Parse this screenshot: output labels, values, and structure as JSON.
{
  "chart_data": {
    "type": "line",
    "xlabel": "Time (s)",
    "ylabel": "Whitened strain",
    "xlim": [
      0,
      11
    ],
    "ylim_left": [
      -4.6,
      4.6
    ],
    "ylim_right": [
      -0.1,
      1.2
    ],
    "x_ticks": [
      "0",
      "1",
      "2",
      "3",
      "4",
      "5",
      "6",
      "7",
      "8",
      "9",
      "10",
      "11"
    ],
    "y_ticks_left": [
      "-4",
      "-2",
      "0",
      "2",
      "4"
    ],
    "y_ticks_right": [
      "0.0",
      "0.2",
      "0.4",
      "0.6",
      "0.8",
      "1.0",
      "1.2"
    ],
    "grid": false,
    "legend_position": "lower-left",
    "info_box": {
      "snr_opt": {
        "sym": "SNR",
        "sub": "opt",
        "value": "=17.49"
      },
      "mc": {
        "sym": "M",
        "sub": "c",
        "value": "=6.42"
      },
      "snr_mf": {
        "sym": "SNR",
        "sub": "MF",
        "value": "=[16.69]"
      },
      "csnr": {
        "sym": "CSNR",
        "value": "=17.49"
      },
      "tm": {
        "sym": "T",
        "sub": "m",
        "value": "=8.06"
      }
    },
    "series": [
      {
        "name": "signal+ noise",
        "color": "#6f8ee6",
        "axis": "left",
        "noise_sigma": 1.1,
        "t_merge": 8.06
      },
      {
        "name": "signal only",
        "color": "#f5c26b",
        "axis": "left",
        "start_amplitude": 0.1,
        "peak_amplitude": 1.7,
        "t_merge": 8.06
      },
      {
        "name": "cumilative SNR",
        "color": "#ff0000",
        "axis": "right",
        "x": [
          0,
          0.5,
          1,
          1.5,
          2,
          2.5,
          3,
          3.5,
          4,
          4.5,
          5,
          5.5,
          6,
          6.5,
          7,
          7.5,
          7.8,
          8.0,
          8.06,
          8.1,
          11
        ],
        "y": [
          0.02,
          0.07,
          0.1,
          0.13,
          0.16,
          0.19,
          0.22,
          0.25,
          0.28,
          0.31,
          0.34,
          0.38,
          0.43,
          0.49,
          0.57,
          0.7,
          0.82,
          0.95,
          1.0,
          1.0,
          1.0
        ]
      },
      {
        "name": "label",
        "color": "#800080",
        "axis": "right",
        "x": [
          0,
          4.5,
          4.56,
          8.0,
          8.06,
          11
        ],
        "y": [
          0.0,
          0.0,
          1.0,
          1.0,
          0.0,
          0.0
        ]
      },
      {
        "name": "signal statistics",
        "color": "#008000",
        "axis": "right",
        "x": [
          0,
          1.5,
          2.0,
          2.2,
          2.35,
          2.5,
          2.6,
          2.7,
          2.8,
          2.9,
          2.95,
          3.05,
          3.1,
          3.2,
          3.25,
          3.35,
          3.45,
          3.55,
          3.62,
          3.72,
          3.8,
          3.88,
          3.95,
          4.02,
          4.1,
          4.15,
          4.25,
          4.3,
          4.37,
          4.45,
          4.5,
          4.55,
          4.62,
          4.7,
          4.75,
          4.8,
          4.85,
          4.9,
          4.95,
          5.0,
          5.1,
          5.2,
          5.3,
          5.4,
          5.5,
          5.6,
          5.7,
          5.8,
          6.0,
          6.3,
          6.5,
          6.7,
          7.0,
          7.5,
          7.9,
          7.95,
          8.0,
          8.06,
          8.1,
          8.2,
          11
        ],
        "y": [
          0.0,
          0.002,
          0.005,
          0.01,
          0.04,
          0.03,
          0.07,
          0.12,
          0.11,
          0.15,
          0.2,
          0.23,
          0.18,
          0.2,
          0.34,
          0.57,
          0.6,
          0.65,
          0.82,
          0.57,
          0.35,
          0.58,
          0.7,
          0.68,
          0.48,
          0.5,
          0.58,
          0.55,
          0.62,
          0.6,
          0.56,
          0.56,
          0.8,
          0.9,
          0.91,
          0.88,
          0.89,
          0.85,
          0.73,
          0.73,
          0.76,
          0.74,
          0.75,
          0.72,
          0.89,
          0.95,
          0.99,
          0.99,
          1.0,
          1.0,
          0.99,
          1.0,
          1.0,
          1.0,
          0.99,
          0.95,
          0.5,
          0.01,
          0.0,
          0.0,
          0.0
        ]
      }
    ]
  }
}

+---+

EXERCISE AIM:
Reproduce the entries above in full by retyping them exactly.

SOLUTION TO THIS PROBLEM:
Parse this screenshot: output labels, values, and structure as JSON.
{
  "chart_data": {
    "type": "line",
    "xlabel": "Time (s)",
    "ylabel": "Whitened strain",
    "xlim": [
      0,
      11
    ],
    "ylim_left": [
      -4.6,
      4.6
    ],
    "ylim_right": [
      -0.1,
      1.2
    ],
    "x_ticks": [
      "0",
      "1",
      "2",
      "3",
      "4",
      "5",
      "6",
      "7",
      "8",
      "9",
      "10",
      "11"
    ],
    "y_ticks_left": [
      "-4",
      "-2",
      "0",
      "2",
      "4"
    ],
    "y_ticks_right": [
      "0.0",
      "0.2",
      "0.4",
      "0.6",
      "0.8",
      "1.0",
      "1.2"
    ],
    "grid": false,
    "legend_position": "lower-left",
    "info_box": {
      "snr_opt": {
        "sym": "SNR",
        "sub": "opt",
        "value": "=17.49"
      },
      "mc": {
        "sym": "M",
        "sub": "c",
        "value": "=6.42"
      },
      "snr_mf": {
        "sym": "SNR",
        "sub": "MF",
        "value": "=[16.69]"
      },
      "csnr": {
        "sym": "CSNR",
        "value": "=17.49"
      },
      "tm": {
        "sym": "T",
        "sub": "m",
        "value": "=8.06"
      }
    },
    "series": [
      {
        "name": "signal+ noise",
        "color": "#6f8ee6",
        "axis": "left",
        "noise_sigma": 1.1,
        "t_merge": 8.06
      },
      {
        "name": "signal only",
        "color": "#f5c26b",
        "axis": "left",
        "start_amplitude": 0.1,
        "peak_amplitude": 1.7,
        "t_merge": 8.06
      },
      {
        "name": "cumilative SNR",
        "color": "#ff0000",
        "axis": "right",
        "x": [
          0,
          0.5,
          1,
          1.5,
          2,
          2.5,
          3,
          3.5,
          4,
          4.5,
          5,
          5.5,
          6,
          6.5,
          7,
          7.5,
          7.8,
          8.0,
          8.06,
          8.1,
          11
        ],
        "y": [
          0.02,
          0.07,
          0.1,
          0.13,
          0.16,
          0.19,
          0.22,
          0.25,
          0.28,
          0.31,
          0.34,
          0.38,
          0.43,
          0.49,
          0.57,
          0.7,
          0.82,
          0.95,
          1.0,
          1.0,
          1.0
        ]
      },
      {
        "name": "label",
        "color": "#800080",
        "axis": "right",
        "x": [
          0,
          4.5,
          4.56,
          8.0,
          8.06,
          11
        ],
        "y": [
          0.0,
          0.0,
          1.0,
          1.0,
          0.0,
          0.0
        ]
      },
      {
        "name": "signal statistics",
        "color": "#008000",
        "axis": "right",
        "x": [
          0,
          1.5,
          2.0,
          2.2,
          2.35,
          2.5,
          2.6,
          2.7,
          2.8,
          2.9,
          2.95,
          3.05,
          3.1,
          3.2,
          3.25,
          3.35,
          3.45,
          3.55,
          3.62,
          3.72,
          3.8,
          3.88,
          3.95,
          4.02,
          4.1,
          4.15,
          4.25,
          4.3,
          4.37,
          4.45,
          4.5,
          4.55,
          4.62,
          4.7,
          4.75,
          4.8,
          4.85,
          4.9,
          4.95,
          5.0,
          5.1,
          5.2,
          5.3,
          5.4,
          5.5,
          5.6,
          5.7,
          5.8,
          6.0,
          6.3,
          6.5,
          6.7,
          7.0,
          7.5,
          7.9,
          7.95,
          8.0,
          8.06,
          8.1,
          8.2,
          11
        ],
        "y": [
          0.0,
          0.002,
          0.005,
          0.01,
          0.04,
          0.03,
          0.07,
          0.12,
          0.11,
          0.15,
          0.2,
          0.23,
          0.18,
          0.2,
          0.34,
          0.57,
          0.6,
          0.65,
          0.82,
          0.57,
          0.35,
          0.58,
          0.7,
          0.68,
          0.48,
          0.5,
          0.58,
          0.55,
          0.62,
          0.6,
          0.56,
          0.56,
          0.8,
          0.9,
          0.91,
          0.88,
          0.89,
          0.85,
          0.73,
          0.73,
          0.76,
          0.74,
          0.75,
          0.72,
          0.89,
          0.95,
          0.99,
          0.99,
          1.0,
          1.0,
          0.99,
          1.0,
          1.0,
          1.0,
          0.99,
          0.95,
          0.5,
          0.01,
          0.0,
          0.0,
          0.0
        ]
      }
    ]
  }
}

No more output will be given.